● **Objective**:
Find the lines with the string "that" and return them.

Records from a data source
—————

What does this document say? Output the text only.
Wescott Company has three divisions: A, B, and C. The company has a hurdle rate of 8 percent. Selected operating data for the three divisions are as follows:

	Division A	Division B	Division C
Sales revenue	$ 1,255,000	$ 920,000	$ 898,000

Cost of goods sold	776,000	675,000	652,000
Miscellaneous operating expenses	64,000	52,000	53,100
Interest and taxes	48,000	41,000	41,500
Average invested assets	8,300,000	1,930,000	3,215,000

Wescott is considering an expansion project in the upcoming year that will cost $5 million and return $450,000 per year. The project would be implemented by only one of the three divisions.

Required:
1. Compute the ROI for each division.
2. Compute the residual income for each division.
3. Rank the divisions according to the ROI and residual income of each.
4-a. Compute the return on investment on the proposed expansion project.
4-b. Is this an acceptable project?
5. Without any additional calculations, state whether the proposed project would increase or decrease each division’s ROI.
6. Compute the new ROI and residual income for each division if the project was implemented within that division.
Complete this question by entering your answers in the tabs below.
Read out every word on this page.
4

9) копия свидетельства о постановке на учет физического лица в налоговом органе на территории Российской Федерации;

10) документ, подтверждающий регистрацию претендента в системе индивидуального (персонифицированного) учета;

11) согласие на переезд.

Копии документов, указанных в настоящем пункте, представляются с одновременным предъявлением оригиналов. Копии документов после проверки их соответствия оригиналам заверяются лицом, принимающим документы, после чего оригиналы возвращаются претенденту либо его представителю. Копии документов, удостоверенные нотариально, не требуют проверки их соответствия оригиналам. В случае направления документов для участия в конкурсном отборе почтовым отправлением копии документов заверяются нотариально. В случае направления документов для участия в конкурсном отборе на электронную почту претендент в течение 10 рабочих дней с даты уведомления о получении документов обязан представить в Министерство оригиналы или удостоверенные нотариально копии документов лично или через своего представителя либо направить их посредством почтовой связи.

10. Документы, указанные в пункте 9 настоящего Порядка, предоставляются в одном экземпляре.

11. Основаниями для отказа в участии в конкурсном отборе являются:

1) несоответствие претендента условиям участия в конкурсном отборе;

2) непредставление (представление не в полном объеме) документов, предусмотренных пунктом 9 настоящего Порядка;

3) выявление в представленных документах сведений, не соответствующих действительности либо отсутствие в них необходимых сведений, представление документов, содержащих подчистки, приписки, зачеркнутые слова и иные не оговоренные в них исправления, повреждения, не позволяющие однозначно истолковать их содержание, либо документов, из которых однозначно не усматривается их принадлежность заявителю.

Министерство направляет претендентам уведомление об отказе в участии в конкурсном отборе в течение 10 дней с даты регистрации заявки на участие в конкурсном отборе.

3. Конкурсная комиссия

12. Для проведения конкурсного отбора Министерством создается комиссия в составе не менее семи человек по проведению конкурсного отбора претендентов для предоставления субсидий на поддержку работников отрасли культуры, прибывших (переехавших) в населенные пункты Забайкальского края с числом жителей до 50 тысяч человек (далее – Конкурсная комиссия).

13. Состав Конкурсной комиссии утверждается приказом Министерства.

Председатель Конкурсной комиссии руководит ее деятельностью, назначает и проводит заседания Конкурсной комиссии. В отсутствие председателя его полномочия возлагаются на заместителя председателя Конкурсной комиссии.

—————

● **Result of the task**:
Wescott is considering an expansion project in the upcoming year that will cost $5 million and return $450,000 per year. The project would be implemented by only one of the three divisions.
6. Compute the new ROI and residual income for each division if the project was implemented within that division.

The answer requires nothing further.